··· THE DATA ···

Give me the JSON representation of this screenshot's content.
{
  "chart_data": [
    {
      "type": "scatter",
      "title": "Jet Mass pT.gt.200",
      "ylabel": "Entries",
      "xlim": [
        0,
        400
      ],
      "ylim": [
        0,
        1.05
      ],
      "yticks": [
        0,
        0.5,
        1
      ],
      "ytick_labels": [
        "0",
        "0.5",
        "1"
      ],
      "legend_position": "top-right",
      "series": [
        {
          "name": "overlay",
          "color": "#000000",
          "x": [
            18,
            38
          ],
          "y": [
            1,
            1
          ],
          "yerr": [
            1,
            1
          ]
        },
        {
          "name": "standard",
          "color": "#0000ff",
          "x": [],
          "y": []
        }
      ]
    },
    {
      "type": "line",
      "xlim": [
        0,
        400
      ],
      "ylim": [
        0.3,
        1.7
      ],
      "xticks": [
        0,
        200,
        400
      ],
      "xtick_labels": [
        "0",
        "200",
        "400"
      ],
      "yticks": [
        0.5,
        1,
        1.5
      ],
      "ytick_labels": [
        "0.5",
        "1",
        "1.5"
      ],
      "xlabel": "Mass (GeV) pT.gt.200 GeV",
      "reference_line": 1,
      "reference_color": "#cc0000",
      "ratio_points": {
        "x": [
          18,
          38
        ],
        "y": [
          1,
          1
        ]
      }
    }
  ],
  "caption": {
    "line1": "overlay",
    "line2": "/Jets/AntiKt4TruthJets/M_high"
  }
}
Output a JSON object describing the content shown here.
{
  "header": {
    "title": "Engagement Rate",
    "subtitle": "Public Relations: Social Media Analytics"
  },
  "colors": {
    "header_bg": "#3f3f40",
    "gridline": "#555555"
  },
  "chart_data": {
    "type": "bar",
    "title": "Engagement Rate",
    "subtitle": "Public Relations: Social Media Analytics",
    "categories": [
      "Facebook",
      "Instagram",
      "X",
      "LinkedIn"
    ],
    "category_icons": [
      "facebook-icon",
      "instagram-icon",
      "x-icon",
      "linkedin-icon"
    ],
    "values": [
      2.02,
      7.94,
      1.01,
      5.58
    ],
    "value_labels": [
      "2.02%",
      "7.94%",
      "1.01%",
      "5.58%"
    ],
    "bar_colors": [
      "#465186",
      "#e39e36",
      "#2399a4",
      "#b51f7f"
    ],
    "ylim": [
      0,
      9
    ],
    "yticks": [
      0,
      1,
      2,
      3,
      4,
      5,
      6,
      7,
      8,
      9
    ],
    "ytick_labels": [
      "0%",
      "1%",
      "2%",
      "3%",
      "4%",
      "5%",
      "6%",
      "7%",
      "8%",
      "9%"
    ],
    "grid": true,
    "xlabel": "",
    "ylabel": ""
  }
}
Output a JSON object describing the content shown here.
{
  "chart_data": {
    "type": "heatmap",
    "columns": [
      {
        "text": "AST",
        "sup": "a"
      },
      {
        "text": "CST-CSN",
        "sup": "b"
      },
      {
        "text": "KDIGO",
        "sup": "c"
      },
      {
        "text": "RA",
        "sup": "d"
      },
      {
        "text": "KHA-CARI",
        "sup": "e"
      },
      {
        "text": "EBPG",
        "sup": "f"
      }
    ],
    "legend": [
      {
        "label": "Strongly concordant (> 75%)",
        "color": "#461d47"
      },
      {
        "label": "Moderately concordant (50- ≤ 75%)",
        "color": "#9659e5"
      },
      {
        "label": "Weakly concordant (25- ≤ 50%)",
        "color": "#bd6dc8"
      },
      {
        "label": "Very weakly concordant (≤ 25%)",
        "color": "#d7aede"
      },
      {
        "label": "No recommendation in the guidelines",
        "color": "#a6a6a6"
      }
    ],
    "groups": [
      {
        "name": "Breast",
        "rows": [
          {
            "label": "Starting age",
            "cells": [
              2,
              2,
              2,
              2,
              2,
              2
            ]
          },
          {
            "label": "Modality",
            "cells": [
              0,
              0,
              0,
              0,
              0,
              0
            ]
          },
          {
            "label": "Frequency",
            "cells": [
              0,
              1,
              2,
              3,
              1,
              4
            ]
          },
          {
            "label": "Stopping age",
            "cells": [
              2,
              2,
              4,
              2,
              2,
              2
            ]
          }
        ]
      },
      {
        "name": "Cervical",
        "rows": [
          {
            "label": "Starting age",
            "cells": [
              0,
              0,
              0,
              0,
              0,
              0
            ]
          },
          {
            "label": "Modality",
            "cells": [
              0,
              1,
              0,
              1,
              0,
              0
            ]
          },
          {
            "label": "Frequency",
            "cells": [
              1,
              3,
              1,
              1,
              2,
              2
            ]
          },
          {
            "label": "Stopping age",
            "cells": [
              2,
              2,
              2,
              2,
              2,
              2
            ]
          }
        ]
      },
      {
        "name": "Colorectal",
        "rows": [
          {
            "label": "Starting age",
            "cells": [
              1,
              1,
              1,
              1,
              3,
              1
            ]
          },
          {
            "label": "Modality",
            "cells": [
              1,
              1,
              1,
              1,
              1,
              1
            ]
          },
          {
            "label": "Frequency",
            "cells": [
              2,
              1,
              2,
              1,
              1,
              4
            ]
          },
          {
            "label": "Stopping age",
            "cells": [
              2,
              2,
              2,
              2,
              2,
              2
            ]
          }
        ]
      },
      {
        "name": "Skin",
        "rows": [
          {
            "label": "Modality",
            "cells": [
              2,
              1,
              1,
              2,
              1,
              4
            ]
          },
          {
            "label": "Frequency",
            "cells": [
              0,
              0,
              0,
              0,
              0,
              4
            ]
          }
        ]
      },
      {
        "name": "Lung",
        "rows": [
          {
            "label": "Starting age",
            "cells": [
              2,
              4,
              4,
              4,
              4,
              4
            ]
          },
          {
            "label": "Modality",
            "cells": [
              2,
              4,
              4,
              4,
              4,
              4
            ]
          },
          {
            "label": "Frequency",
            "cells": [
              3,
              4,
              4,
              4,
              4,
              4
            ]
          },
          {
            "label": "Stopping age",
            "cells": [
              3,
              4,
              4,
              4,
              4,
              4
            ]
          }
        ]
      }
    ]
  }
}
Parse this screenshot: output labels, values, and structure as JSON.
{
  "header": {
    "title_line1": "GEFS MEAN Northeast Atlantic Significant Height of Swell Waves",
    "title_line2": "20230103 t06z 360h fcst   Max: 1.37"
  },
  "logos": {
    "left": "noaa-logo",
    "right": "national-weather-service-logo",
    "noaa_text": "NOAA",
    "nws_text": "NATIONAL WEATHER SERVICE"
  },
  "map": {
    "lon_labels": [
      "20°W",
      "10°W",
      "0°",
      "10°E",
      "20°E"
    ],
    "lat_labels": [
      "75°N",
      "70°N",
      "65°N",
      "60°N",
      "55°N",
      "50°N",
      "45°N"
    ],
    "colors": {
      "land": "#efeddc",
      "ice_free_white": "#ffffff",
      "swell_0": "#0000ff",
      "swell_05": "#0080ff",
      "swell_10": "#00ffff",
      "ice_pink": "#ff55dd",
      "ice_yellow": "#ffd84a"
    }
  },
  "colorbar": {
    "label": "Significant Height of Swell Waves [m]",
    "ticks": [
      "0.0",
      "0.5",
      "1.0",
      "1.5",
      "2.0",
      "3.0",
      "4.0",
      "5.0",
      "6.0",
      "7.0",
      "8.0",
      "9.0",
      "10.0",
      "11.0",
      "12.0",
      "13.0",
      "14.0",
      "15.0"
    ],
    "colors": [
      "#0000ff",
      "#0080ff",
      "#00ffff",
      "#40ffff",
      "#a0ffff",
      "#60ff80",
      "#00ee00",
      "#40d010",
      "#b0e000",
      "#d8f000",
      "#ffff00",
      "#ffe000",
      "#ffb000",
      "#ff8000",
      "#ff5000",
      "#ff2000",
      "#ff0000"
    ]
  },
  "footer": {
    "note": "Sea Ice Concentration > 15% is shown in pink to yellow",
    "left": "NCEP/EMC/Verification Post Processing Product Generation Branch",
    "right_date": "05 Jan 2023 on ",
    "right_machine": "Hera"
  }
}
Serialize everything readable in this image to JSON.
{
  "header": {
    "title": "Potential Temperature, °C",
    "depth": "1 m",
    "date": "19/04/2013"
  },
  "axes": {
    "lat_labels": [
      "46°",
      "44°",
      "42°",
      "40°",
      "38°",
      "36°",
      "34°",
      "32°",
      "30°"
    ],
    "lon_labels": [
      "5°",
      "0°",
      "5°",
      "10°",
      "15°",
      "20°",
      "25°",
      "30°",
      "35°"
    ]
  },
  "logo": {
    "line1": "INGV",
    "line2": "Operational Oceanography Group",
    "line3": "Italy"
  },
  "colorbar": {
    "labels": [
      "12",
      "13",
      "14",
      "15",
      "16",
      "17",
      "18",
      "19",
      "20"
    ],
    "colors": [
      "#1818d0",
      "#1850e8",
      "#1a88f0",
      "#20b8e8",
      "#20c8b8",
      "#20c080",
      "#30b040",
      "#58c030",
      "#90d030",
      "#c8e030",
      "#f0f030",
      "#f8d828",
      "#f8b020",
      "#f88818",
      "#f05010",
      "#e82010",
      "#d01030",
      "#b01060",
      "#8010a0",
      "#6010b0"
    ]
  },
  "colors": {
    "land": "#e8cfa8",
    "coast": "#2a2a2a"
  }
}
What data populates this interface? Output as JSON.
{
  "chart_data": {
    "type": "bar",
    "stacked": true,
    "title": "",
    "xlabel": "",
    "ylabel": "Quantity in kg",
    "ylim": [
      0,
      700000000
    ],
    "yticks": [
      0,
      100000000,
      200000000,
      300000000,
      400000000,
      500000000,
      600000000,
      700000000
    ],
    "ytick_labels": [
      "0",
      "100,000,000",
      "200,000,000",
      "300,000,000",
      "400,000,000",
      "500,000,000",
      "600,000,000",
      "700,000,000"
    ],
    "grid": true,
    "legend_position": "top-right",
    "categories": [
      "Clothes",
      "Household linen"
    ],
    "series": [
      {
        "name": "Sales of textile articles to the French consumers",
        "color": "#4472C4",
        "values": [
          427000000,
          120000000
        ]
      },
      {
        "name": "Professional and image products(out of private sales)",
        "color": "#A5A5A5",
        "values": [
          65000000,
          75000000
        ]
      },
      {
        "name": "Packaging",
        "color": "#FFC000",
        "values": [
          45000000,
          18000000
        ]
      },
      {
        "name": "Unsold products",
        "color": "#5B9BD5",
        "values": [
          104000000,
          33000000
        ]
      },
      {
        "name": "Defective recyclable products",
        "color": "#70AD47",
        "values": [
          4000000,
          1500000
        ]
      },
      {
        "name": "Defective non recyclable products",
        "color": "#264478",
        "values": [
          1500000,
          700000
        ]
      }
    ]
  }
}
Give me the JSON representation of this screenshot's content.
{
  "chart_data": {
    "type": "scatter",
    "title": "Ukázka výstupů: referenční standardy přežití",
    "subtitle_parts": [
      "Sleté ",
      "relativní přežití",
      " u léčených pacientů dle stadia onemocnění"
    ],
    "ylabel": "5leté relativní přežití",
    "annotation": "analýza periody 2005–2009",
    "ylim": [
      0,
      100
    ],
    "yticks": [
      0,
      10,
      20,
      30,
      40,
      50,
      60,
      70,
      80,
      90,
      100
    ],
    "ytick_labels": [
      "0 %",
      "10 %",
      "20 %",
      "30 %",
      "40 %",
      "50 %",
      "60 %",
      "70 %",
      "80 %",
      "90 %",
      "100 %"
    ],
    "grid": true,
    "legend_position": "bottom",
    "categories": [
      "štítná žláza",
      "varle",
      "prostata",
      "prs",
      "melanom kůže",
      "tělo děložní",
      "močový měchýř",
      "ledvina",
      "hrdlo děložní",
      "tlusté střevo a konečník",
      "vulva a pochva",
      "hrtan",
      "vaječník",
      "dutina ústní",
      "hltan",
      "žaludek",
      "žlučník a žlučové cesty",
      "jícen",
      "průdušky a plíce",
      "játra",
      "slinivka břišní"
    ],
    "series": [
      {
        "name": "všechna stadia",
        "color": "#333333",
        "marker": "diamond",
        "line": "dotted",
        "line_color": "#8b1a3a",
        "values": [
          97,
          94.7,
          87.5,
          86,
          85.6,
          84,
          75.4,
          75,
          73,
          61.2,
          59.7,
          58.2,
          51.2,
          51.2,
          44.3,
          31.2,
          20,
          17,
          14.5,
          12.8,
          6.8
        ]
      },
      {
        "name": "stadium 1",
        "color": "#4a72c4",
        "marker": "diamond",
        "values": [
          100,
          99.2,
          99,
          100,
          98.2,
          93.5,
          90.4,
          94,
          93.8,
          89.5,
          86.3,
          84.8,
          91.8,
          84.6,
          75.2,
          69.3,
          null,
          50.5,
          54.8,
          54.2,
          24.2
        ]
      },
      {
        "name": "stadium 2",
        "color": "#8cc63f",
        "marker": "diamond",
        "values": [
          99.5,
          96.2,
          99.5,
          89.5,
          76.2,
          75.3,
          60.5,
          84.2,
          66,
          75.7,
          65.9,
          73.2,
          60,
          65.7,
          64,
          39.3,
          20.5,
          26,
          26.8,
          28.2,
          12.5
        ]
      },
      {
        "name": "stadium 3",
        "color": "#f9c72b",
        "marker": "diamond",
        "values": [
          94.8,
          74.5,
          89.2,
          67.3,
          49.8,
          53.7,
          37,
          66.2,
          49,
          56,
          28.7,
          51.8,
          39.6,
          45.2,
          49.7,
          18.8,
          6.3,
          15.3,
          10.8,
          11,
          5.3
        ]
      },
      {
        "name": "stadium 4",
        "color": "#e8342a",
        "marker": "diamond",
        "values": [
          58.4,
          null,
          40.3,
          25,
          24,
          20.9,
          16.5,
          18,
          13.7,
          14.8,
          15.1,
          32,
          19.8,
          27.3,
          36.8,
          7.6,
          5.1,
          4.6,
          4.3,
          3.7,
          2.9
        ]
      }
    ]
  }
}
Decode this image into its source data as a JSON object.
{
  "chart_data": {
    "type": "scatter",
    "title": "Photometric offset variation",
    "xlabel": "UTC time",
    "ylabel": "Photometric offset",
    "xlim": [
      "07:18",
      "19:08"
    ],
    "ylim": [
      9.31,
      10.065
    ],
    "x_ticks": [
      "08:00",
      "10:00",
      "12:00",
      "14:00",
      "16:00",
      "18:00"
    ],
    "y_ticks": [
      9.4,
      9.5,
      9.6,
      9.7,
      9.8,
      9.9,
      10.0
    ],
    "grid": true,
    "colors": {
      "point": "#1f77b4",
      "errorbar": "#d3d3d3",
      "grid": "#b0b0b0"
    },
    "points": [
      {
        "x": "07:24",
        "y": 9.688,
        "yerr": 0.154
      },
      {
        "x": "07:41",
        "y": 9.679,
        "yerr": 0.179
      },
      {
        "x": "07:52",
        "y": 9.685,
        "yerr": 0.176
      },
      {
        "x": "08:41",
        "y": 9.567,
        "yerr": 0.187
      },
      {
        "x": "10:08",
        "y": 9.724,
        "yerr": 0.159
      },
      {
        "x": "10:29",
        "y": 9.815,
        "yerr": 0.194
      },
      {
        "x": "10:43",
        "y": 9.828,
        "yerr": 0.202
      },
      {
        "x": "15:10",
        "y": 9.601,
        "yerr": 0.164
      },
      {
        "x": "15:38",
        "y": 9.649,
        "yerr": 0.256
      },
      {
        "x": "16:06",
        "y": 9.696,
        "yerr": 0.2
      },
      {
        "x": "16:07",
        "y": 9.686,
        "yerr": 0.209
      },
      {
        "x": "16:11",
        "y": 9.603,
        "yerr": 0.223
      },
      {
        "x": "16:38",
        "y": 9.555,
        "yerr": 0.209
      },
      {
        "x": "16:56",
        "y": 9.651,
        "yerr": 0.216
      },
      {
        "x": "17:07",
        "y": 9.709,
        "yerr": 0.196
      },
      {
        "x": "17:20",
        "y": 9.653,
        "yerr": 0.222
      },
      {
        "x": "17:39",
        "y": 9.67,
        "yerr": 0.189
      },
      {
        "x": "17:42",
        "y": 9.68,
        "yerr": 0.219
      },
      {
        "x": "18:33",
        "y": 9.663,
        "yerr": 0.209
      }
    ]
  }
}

···

TO BE DONE: Copy every line of the listing that includes the string "ylabel".

EXPECTED ANSWER:
      "ylabel": "Entries",
    "ylabel": ""
    "ylabel": "Quantity in kg",
    "ylabel": "5leté relativní přežití",
    "ylabel": "Photometric offset",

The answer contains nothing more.